__Given problem__
Can you turn every line in the records below into a JSON list of strings, with one string per line and blank lines left out?

__Rows__
* start *
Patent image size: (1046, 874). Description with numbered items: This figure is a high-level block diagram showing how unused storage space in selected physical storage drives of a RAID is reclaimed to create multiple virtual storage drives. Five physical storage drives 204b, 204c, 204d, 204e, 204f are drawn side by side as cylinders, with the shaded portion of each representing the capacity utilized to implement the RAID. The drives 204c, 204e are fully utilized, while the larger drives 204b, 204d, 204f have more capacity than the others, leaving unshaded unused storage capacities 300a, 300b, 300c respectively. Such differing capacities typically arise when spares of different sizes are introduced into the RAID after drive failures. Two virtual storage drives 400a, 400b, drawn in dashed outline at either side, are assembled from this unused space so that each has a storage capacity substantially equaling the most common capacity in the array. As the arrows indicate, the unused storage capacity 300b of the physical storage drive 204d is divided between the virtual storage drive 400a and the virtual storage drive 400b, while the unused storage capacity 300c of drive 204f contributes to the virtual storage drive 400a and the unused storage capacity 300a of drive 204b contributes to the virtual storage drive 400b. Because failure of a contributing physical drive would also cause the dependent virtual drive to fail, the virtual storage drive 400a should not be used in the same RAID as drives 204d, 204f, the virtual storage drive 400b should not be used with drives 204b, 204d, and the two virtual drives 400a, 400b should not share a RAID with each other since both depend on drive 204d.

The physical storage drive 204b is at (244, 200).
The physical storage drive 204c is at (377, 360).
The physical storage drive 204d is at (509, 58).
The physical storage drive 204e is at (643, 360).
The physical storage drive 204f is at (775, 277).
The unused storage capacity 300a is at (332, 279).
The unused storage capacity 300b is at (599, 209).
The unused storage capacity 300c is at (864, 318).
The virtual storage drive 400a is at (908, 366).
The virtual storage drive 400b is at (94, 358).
* end *
__Correct answer__
[
  "Patent image size: (1046, 874). Description with numbered items: This figure is a high-level block diagram showing how unused storage space in selected physical storage drives of a RAID is reclaimed to create multiple virtual storage drives. Five physical storage drives 204b, 204c, 204d, 204e, 204f are drawn side by side as cylinders, with the shaded portion of each representing the capacity utilized to implement the RAID. The drives 204c, 204e are fully utilized, while the larger drives 204b, 204d, 204f have more capacity than the others, leaving unshaded unused storage capacities 300a, 300b, 300c respectively. Such differing capacities typically arise when spares of different sizes are introduced into the RAID after drive failures. Two virtual storage drives 400a, 400b, drawn in dashed outline at either side, are assembled from this unused space so that each has a storage capacity substantially equaling the most common capacity in the array. As the arrows indicate, the unused storage capacity 300b of the physical storage drive 204d is divided between the virtual storage drive 400a and the virtual storage drive 400b, while the unused storage capacity 300c of drive 204f contributes to the virtual storage drive 400a and the unused storage capacity 300a of drive 204b contributes to the virtual storage drive 400b. Because failure of a contributing physical drive would also cause the dependent virtual drive to fail, the virtual storage drive 400a should not be used in the same RAID as drives 204d, 204f, the virtual storage drive 400b should not be used with drives 204b, 204d, and the two virtual drives 400a, 400b should not share a RAID with each other since both depend on drive 204d.",
  "The physical storage drive 204b is at (244, 200).",
  "The physical storage drive 204c is at (377, 360).",
  "The physical storage drive 204d is at (509, 58).",
  "The physical storage drive 204e is at (643, 360).",
  "The physical storage drive 204f is at (775, 277).",
  "The unused storage capacity 300a is at (332, 279).",
  "The unused storage capacity 300b is at (599, 209).",
  "The unused storage capacity 300c is at (864, 318).",
  "The virtual storage drive 400a is at (908, 366).",
  "The virtual storage drive 400b is at (94, 358)."
]